## Exercise brief
Which lines hold the string "text"? Copy every one of them.

------ Supplied material ------

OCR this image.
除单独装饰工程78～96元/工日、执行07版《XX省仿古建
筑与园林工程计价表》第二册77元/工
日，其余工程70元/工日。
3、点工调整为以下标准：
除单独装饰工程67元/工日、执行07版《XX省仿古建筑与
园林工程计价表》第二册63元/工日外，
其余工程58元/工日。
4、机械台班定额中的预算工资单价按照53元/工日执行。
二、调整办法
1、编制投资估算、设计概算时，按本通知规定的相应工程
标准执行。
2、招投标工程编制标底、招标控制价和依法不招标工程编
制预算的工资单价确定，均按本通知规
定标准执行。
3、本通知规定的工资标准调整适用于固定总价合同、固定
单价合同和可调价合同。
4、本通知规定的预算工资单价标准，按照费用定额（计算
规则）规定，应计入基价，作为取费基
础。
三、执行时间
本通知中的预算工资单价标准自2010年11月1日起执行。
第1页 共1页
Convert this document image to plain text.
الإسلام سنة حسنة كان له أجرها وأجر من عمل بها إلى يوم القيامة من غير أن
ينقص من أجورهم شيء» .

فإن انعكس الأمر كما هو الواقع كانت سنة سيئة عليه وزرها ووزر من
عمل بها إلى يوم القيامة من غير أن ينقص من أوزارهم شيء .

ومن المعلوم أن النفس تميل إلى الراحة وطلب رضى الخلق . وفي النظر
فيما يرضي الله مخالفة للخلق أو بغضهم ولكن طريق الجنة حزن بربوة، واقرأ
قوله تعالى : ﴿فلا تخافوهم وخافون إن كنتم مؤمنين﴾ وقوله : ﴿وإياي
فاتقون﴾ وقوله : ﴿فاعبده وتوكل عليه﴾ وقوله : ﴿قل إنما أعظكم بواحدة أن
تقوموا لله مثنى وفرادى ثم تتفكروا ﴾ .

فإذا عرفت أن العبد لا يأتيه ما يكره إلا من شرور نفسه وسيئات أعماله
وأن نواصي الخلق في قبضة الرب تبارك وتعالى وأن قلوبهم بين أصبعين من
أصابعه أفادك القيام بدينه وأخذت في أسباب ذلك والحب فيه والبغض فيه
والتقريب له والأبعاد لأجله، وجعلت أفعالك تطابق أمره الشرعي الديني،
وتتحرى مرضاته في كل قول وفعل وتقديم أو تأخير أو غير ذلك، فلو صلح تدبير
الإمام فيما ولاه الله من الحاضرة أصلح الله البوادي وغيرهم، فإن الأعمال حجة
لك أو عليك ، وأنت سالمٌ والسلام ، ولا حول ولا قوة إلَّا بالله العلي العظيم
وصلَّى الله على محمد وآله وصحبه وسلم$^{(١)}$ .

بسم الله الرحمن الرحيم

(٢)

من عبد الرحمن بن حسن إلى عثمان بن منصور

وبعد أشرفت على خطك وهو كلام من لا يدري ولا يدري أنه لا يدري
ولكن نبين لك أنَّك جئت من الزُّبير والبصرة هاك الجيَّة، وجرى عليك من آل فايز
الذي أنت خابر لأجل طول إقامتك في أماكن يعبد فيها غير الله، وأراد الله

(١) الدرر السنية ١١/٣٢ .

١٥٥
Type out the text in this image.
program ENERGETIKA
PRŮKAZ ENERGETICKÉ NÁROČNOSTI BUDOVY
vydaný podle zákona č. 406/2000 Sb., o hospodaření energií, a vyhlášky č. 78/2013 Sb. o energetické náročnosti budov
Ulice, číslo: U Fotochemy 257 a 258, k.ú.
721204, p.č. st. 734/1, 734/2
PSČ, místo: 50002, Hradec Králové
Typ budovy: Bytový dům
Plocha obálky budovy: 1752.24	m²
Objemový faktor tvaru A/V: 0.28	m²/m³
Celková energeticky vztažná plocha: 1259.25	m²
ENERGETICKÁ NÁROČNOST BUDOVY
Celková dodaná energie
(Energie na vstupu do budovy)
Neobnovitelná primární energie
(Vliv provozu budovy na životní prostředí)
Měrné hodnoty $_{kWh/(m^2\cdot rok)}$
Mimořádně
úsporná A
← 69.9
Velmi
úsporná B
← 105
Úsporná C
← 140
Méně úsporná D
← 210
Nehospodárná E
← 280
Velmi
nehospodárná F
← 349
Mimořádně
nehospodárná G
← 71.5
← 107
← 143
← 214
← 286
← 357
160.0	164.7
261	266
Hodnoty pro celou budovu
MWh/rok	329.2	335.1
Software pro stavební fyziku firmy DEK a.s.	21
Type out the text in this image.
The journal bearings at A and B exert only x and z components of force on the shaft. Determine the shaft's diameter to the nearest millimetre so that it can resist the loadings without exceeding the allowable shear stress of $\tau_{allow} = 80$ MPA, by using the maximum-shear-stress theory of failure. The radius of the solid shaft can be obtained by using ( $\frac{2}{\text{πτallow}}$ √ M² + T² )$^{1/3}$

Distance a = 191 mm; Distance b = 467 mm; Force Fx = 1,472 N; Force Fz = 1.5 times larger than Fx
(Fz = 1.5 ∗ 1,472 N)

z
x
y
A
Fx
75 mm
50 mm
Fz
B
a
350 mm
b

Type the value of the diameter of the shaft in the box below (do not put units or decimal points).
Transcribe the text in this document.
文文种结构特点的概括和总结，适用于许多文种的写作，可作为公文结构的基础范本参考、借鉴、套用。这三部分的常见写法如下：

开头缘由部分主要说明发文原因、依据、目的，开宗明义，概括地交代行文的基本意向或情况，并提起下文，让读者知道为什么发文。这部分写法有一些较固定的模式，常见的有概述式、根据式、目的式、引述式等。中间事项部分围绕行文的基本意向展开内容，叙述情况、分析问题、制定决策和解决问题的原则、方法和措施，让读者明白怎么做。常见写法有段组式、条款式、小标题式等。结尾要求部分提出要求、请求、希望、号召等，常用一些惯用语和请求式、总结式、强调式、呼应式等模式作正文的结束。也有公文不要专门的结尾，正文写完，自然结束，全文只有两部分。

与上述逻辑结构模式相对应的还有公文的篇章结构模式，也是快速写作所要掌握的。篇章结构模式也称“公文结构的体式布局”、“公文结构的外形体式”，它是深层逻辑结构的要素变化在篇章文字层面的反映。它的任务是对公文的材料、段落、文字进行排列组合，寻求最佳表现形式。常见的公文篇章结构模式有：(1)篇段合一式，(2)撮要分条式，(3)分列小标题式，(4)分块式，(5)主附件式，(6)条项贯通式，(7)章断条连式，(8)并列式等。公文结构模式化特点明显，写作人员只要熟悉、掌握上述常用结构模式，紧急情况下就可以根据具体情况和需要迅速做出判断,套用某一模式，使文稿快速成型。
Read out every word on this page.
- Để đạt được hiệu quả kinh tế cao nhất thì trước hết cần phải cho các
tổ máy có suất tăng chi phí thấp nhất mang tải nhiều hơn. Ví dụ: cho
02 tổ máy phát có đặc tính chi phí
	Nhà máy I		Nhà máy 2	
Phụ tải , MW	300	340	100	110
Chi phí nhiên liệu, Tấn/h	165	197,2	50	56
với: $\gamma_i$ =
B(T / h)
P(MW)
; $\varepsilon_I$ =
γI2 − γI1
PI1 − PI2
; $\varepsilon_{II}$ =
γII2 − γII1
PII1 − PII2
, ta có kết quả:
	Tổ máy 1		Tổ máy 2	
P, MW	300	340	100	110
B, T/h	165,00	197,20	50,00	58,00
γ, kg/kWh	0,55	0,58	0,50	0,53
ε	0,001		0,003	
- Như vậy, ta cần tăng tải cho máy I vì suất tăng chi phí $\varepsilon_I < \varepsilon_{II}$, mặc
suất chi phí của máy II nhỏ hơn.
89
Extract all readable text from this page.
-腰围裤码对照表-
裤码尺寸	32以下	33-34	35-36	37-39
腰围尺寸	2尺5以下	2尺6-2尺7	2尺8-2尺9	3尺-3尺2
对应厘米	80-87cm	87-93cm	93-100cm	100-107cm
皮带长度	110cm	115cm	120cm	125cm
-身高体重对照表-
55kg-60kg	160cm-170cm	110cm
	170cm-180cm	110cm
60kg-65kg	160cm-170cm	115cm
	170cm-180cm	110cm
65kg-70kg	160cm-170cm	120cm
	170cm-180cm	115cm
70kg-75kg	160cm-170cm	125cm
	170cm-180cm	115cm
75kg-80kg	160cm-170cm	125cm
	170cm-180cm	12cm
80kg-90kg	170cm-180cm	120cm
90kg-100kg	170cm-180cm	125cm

------

## Response below
Convert this document image to plain text.
Type out the text in this image.
Type out the text in this image.
The journal bearings at A and B exert only x and z components of force on the shaft. Determine the shaft's diameter to the nearest millimetre so that it can resist the loadings without exceeding the allowable shear stress of $\tau_{allow} = 80$ MPA, by using the maximum-shear-stress theory of failure. The radius of the solid shaft can be obtained by using ( $\frac{2}{\text{πτallow}}$ √ M² + T² )$^{1/3}$
Transcribe the text in this document.
Extract all readable text from this page.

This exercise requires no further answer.